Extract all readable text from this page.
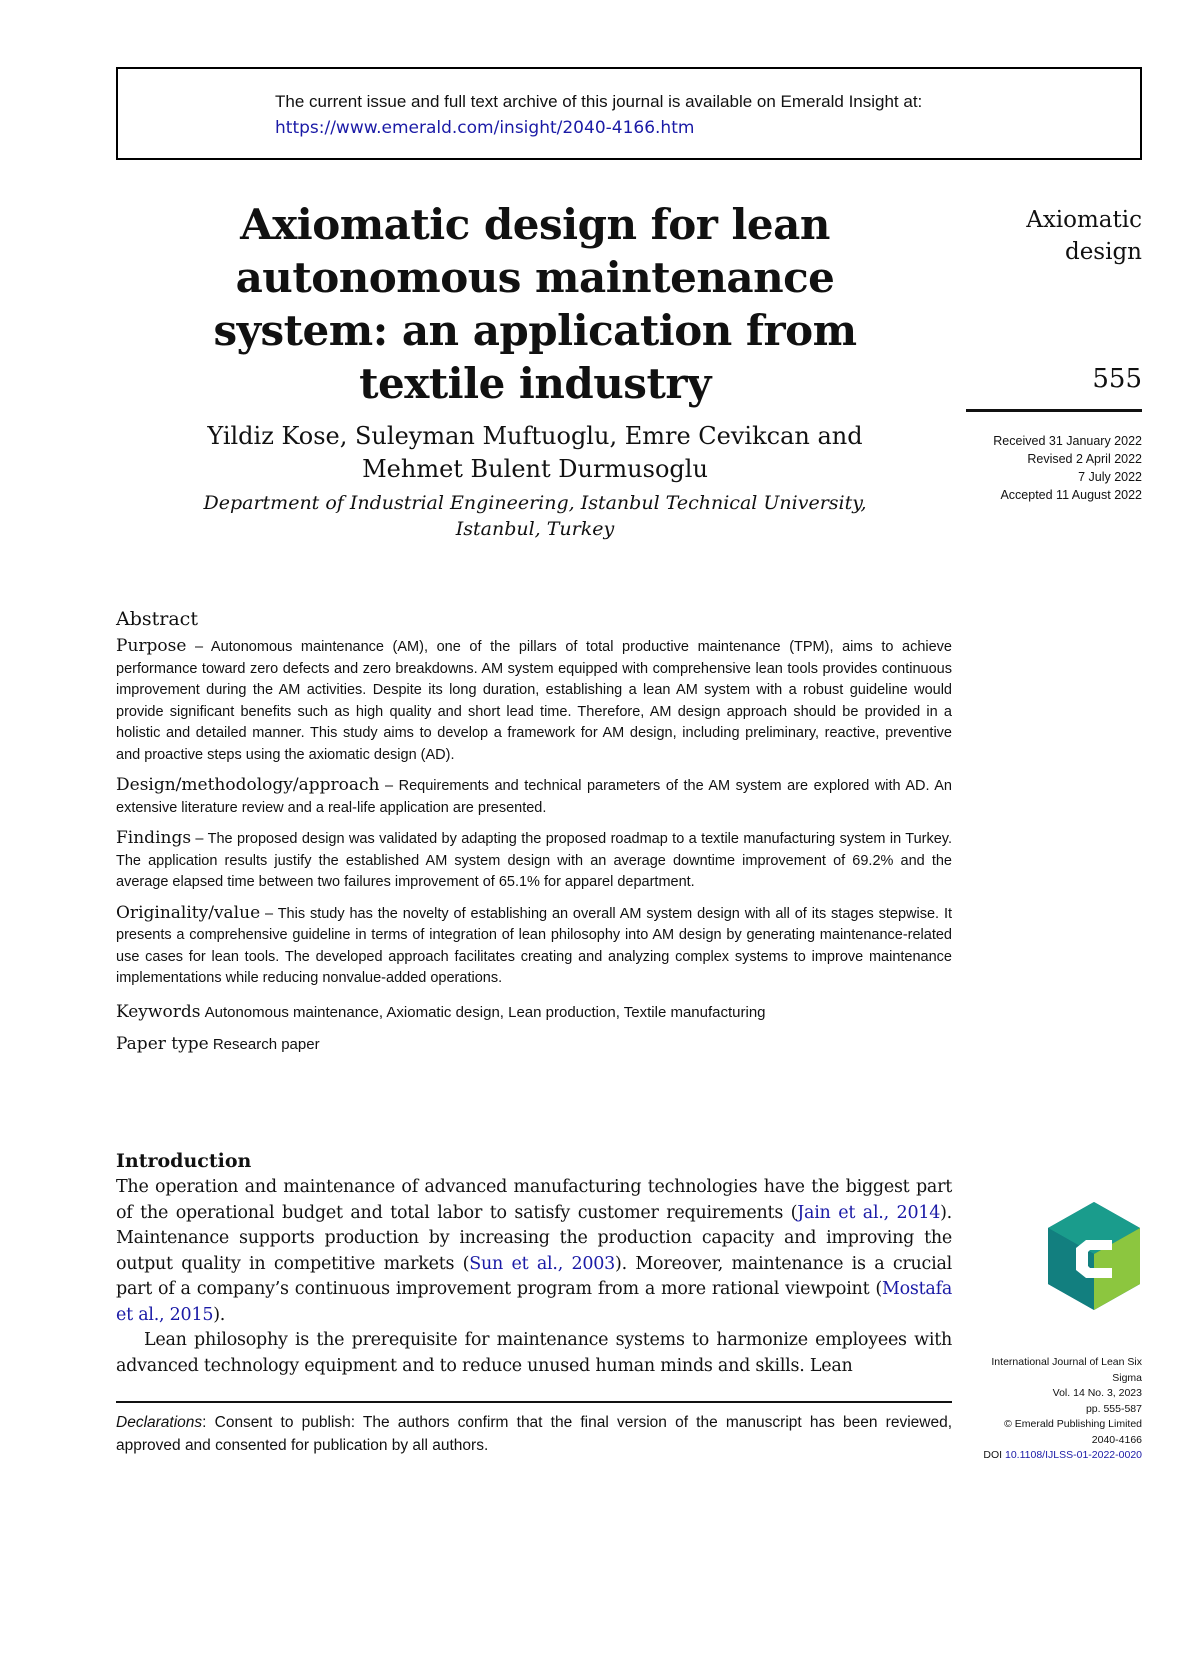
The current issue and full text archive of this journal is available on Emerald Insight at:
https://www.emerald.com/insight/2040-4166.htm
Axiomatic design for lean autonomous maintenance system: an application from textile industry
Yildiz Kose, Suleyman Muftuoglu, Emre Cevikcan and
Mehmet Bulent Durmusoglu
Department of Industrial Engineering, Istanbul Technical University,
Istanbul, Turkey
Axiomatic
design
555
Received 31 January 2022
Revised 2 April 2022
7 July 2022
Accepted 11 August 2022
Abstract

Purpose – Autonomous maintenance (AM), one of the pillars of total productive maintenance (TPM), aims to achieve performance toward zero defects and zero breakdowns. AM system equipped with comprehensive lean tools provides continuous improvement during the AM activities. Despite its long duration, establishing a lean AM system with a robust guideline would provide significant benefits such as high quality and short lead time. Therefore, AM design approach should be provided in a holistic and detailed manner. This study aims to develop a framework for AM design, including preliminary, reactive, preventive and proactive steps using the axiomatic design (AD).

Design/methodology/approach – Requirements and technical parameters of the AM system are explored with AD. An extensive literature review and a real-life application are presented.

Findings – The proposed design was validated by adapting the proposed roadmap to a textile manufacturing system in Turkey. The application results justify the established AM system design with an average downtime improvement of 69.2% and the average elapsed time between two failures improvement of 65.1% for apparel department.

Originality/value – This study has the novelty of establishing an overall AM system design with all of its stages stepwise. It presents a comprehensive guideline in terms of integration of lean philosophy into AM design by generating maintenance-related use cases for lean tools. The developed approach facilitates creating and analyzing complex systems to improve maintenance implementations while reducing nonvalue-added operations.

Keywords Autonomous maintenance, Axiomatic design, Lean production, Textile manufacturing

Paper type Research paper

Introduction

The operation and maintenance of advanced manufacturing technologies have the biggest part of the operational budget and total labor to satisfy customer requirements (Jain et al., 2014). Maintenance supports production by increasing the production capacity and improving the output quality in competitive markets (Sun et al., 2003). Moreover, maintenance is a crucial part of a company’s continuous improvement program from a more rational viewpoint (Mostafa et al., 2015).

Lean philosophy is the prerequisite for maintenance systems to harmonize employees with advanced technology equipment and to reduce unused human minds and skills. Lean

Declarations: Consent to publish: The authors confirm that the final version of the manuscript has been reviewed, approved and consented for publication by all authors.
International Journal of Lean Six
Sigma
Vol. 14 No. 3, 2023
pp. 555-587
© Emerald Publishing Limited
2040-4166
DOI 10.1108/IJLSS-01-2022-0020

══════════

Copy out all of the material exactly as written, without its pictures.

Extract all readable text from this page.
The current issue and full text archive of this journal is available on Emerald Insight at:
https://www.emerald.com/insight/2040-4166.htm
Axiomatic design for lean autonomous maintenance system: an application from textile industry
Yildiz Kose, Suleyman Muftuoglu, Emre Cevikcan and
Mehmet Bulent Durmusoglu
Department of Industrial Engineering, Istanbul Technical University,
Istanbul, Turkey
Axiomatic
design
555
Received 31 January 2022
Revised 2 April 2022
7 July 2022
Accepted 11 August 2022
Abstract

Purpose – Autonomous maintenance (AM), one of the pillars of total productive maintenance (TPM), aims to achieve performance toward zero defects and zero breakdowns. AM system equipped with comprehensive lean tools provides continuous improvement during the AM activities. Despite its long duration, establishing a lean AM system with a robust guideline would provide significant benefits such as high quality and short lead time. Therefore, AM design approach should be provided in a holistic and detailed manner. This study aims to develop a framework for AM design, including preliminary, reactive, preventive and proactive steps using the axiomatic design (AD).

Design/methodology/approach – Requirements and technical parameters of the AM system are explored with AD. An extensive literature review and a real-life application are presented.

Findings – The proposed design was validated by adapting the proposed roadmap to a textile manufacturing system in Turkey. The application results justify the established AM system design with an average downtime improvement of 69.2% and the average elapsed time between two failures improvement of 65.1% for apparel department.

Originality/value – This study has the novelty of establishing an overall AM system design with all of its stages stepwise. It presents a comprehensive guideline in terms of integration of lean philosophy into AM design by generating maintenance-related use cases for lean tools. The developed approach facilitates creating and analyzing complex systems to improve maintenance implementations while reducing nonvalue-added operations.

Keywords Autonomous maintenance, Axiomatic design, Lean production, Textile manufacturing

Paper type Research paper

Introduction

The operation and maintenance of advanced manufacturing technologies have the biggest part of the operational budget and total labor to satisfy customer requirements (Jain et al., 2014). Maintenance supports production by increasing the production capacity and improving the output quality in competitive markets (Sun et al., 2003). Moreover, maintenance is a crucial part of a company’s continuous improvement program from a more rational viewpoint (Mostafa et al., 2015).

Lean philosophy is the prerequisite for maintenance systems to harmonize employees with advanced technology equipment and to reduce unused human minds and skills. Lean

Declarations: Consent to publish: The authors confirm that the final version of the manuscript has been reviewed, approved and consented for publication by all authors.
International Journal of Lean Six
Sigma
Vol. 14 No. 3, 2023
pp. 555-587
© Emerald Publishing Limited
2040-4166
DOI 10.1108/IJLSS-01-2022-0020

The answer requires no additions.